> Directions for this task:
Review the listing and copy each line that holds the word "land".

^^^^^^^^^^^^^^^^

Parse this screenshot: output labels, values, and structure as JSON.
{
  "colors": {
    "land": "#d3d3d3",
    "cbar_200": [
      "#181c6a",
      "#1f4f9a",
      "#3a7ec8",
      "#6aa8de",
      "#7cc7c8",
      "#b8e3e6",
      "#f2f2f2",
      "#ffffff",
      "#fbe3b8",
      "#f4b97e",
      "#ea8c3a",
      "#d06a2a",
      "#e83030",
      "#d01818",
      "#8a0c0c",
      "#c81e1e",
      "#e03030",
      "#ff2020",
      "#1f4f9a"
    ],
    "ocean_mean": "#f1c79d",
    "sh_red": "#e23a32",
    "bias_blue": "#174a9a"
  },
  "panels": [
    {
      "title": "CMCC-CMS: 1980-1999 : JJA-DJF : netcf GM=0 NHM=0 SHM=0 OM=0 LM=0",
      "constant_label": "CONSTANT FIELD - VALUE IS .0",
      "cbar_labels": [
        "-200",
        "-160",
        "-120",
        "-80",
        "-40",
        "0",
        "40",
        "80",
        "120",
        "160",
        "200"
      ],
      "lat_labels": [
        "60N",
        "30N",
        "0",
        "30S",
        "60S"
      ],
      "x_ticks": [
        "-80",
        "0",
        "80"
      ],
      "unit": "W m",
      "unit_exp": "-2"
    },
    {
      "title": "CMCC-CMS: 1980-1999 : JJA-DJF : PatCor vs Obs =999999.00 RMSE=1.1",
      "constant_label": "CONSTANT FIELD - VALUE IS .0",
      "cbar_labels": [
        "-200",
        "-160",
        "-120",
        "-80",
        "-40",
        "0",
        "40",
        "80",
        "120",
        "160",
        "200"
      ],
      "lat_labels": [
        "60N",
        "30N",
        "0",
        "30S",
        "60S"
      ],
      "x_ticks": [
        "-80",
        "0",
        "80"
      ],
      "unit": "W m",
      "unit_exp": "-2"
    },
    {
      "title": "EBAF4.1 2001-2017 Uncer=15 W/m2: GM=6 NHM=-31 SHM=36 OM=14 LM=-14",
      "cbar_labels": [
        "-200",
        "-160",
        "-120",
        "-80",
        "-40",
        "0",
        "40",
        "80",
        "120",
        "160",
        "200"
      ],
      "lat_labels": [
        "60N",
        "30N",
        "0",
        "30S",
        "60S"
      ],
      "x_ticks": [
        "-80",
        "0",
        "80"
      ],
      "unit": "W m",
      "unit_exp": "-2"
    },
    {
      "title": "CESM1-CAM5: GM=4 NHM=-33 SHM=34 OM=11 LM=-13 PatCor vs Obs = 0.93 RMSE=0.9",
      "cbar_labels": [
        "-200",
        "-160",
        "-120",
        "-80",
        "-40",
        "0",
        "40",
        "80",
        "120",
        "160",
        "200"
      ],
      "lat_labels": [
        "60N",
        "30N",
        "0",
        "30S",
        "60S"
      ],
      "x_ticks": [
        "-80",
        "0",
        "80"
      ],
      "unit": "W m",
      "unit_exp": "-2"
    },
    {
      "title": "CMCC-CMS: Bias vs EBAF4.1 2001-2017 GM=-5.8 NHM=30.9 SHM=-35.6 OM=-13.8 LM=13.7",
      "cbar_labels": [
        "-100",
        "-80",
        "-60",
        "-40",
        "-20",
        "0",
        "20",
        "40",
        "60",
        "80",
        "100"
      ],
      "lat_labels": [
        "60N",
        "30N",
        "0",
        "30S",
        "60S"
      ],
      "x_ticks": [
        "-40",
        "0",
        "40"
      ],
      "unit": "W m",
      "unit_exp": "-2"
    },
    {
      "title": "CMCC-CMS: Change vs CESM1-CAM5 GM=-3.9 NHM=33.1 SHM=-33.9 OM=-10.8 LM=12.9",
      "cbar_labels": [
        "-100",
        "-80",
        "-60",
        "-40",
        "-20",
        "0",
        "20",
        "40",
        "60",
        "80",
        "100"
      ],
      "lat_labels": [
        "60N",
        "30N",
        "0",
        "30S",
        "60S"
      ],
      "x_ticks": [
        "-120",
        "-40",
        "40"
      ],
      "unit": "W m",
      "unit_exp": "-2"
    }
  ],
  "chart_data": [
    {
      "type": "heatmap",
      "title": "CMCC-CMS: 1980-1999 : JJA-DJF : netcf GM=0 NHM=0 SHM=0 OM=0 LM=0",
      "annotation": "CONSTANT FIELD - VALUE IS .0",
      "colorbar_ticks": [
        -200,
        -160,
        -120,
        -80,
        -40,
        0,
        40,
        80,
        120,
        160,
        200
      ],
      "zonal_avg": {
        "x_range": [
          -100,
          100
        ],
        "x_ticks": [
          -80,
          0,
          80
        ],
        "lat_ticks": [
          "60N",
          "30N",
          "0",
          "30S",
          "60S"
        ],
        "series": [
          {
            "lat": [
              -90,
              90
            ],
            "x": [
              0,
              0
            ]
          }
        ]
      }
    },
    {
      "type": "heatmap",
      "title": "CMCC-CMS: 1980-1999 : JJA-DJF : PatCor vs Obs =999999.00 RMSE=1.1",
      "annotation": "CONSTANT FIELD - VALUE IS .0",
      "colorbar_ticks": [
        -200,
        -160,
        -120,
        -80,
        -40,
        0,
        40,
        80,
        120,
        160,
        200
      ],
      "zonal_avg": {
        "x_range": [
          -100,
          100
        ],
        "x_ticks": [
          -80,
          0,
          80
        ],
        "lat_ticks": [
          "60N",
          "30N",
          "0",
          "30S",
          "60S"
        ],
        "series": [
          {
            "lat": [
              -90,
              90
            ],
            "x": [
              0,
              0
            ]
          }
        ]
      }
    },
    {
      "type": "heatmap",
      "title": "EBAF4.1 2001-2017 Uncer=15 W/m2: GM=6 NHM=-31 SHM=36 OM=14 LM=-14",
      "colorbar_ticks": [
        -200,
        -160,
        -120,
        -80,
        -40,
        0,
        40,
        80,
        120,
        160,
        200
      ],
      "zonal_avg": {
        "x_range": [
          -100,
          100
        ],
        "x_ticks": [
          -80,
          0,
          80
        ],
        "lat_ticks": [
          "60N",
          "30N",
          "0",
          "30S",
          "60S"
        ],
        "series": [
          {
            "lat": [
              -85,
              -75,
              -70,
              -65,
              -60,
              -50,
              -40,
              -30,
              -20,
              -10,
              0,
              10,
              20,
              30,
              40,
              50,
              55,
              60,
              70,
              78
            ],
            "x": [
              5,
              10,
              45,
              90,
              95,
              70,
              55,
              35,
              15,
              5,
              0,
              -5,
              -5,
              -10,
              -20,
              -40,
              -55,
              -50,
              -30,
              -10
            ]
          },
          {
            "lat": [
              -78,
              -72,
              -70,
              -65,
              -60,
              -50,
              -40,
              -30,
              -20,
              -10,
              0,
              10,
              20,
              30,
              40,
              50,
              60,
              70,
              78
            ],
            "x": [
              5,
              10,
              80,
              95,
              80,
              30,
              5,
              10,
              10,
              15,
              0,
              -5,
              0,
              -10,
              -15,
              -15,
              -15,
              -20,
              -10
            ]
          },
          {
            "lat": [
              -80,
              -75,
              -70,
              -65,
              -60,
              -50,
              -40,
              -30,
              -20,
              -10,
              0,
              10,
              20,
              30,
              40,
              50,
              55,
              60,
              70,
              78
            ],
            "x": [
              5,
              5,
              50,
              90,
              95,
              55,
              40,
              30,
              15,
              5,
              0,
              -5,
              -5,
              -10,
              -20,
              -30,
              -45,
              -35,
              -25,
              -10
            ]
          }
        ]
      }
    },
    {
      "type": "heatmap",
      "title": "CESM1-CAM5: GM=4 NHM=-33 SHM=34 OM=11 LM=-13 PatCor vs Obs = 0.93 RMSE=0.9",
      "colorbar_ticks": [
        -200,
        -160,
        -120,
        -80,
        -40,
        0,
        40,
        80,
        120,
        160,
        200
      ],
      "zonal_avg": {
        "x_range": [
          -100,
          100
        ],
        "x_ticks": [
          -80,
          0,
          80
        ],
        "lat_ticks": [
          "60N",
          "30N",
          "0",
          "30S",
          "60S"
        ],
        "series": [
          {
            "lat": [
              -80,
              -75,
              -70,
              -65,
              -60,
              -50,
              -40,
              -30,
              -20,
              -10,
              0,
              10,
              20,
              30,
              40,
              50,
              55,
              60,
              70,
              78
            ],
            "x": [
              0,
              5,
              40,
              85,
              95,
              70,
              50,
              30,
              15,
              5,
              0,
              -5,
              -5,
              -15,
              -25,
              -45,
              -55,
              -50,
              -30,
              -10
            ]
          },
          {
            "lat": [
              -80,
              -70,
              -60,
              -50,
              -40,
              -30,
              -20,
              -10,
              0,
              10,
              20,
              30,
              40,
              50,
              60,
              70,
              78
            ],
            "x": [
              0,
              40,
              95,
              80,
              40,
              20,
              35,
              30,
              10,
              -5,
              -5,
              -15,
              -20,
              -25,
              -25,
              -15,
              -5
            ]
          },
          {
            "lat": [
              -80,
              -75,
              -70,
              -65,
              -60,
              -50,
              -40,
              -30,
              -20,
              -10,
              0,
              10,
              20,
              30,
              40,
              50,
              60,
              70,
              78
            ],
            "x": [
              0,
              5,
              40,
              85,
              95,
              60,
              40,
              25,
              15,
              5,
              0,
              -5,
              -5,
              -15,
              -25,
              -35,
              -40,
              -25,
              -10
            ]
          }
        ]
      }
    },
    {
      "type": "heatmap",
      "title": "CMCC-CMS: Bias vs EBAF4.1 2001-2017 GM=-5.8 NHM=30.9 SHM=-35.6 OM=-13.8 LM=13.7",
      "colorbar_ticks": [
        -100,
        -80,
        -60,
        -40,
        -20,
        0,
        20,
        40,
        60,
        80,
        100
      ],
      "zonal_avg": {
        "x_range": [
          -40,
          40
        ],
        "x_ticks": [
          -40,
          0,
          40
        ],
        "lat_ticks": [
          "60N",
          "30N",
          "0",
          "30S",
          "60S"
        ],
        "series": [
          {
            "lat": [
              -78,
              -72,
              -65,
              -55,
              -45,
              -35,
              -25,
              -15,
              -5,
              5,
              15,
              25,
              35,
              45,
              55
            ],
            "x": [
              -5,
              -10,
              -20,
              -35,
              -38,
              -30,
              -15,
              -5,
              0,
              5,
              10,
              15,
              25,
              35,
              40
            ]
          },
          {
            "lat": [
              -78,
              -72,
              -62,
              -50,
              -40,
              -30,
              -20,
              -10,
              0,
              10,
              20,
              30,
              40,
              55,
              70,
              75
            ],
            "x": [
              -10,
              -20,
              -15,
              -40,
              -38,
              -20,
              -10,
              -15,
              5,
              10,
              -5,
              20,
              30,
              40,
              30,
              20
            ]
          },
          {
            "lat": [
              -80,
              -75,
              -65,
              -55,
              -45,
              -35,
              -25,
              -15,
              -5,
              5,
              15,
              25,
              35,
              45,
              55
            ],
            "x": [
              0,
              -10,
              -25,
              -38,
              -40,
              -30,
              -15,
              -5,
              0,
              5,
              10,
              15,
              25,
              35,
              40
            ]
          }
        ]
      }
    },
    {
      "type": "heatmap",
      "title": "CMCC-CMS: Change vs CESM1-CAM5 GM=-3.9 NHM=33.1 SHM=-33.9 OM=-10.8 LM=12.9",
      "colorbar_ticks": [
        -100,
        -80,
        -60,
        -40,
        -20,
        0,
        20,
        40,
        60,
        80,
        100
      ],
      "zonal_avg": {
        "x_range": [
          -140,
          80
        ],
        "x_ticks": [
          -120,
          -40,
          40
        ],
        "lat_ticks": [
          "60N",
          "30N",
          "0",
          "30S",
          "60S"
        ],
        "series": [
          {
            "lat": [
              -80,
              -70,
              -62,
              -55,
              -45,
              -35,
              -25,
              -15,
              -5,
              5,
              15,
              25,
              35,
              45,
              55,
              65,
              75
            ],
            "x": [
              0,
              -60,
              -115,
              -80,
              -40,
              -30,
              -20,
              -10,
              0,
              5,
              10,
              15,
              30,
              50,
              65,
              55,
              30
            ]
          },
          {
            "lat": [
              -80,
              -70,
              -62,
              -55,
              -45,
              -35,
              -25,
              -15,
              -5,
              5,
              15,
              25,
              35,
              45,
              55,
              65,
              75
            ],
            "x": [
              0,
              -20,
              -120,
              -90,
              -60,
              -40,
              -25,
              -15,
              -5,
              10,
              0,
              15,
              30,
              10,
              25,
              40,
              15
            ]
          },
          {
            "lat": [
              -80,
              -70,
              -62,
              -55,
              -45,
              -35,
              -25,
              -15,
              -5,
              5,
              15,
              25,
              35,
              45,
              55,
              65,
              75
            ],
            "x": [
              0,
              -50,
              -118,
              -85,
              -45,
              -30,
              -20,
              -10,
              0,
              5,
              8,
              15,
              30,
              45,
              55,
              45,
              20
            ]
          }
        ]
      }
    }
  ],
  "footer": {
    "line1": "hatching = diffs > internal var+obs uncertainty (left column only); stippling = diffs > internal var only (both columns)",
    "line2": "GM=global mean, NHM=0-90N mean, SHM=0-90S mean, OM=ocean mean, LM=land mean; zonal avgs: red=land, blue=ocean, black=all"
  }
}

^^^^^^^^^^^^^^^^

> Solution:
    "land": "#d3d3d3",
    "line2": "GM=global mean, NHM=0-90N mean, SHM=0-90S mean, OM=ocean mean, LM=land mean; zonal avgs: red=land, blue=ocean, black=all"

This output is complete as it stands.